» **AIM OF THE TASK**
Identify every line in the records below that contains the word "Conciliation", and reproduce each one.
[start of PROVIDED RECORDS]
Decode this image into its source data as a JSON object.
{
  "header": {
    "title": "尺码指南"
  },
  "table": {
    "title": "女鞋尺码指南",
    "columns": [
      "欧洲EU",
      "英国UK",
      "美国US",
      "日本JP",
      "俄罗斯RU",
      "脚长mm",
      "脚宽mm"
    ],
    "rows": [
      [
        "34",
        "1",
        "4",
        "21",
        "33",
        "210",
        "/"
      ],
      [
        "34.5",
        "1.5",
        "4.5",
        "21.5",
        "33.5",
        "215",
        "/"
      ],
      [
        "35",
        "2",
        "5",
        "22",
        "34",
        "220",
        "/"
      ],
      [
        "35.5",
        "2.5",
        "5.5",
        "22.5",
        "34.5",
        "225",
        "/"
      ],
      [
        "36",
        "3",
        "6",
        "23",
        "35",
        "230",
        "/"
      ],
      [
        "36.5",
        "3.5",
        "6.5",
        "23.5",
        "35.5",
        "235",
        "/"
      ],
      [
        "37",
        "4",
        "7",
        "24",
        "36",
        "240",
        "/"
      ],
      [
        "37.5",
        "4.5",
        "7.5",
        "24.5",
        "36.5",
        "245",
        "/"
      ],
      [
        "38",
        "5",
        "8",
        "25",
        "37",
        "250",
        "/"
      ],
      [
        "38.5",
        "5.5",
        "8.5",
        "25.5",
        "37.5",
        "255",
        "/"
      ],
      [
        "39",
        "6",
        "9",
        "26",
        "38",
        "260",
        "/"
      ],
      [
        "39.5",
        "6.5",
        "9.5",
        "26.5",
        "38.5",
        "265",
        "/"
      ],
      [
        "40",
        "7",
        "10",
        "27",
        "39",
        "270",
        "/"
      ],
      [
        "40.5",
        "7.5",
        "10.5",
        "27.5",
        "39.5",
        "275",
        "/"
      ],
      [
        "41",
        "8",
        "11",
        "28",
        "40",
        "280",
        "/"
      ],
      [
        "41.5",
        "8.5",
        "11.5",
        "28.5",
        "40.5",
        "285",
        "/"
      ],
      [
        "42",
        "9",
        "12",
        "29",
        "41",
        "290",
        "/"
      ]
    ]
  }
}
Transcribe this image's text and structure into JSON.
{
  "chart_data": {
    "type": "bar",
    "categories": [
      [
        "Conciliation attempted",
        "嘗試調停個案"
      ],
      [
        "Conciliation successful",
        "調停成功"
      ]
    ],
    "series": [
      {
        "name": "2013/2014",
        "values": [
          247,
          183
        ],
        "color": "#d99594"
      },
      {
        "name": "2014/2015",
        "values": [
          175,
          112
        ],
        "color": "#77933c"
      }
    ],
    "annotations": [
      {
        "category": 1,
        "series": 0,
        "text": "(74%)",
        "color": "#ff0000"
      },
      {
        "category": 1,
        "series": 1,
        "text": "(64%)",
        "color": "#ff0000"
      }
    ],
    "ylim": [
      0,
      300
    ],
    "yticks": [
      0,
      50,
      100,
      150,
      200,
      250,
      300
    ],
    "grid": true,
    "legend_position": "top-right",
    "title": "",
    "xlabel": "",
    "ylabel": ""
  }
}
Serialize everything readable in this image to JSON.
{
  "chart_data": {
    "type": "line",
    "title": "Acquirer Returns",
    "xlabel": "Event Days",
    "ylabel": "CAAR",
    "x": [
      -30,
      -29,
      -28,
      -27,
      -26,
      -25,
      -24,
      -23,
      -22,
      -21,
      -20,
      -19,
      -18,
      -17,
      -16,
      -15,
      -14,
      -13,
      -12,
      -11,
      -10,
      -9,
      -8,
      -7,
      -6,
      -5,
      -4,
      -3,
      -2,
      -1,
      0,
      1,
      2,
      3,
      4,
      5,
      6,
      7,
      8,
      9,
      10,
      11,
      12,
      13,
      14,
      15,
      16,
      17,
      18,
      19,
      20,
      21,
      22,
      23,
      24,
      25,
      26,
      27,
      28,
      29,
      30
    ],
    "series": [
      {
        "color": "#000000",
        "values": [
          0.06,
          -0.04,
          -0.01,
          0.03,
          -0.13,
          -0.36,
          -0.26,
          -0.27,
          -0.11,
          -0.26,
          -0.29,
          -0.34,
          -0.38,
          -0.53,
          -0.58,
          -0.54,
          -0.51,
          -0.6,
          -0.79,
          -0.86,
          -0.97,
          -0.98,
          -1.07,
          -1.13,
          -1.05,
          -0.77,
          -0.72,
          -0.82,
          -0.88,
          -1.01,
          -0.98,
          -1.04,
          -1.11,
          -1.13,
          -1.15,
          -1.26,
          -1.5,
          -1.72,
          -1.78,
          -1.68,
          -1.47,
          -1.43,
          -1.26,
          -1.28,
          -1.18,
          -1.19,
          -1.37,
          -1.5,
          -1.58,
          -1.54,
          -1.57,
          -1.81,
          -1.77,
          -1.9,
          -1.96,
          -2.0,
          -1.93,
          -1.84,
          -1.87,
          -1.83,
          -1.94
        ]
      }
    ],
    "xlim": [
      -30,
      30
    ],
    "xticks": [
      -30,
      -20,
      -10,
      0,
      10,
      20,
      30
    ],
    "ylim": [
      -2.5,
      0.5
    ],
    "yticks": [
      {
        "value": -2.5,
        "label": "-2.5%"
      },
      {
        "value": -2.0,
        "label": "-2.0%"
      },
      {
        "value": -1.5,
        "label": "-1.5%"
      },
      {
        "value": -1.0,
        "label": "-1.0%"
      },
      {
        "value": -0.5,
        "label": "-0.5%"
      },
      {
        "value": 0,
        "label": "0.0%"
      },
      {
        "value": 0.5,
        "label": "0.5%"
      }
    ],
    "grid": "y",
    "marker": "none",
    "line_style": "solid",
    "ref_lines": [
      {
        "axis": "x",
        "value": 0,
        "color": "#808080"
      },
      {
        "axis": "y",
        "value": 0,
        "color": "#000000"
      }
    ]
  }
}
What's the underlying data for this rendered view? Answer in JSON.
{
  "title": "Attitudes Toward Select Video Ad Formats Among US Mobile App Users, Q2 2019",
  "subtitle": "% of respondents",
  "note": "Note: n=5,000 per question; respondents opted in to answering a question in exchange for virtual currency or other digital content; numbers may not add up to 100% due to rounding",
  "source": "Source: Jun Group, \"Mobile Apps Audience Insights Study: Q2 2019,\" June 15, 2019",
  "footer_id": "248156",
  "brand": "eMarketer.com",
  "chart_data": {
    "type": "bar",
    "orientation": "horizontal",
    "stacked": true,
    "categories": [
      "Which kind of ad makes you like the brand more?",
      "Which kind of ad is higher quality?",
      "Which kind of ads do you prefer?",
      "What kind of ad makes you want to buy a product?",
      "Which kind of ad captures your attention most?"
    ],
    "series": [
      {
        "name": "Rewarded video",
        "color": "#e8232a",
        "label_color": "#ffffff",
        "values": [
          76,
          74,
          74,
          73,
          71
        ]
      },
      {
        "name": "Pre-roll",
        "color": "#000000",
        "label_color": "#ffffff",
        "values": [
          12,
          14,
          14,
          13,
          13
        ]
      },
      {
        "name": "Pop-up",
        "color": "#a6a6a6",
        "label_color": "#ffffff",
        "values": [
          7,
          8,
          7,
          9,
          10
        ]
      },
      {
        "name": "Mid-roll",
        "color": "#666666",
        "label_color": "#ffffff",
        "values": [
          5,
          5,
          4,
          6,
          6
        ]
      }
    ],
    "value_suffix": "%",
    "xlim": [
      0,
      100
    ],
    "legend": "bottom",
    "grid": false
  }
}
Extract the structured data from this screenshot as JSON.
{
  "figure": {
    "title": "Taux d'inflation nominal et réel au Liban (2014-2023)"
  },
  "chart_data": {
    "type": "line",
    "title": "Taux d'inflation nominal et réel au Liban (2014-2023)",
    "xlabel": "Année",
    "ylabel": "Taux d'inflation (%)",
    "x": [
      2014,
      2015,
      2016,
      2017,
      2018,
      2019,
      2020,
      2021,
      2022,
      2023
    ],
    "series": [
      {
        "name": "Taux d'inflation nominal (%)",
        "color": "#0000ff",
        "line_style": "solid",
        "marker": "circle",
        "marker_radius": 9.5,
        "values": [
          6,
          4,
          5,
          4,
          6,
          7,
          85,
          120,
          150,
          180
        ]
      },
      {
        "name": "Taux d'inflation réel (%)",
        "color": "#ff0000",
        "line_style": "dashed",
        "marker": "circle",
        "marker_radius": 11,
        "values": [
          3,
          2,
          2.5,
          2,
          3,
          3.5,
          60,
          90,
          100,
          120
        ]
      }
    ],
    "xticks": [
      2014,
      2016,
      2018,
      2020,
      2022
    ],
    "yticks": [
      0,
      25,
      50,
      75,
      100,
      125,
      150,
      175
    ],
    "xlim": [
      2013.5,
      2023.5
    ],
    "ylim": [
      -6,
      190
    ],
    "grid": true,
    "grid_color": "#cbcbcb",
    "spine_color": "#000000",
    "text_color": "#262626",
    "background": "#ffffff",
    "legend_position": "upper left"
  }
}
[end of PROVIDED RECORDS]
» **SOLUTION TO THIS PROBLEM**
        "Conciliation attempted",
        "Conciliation successful",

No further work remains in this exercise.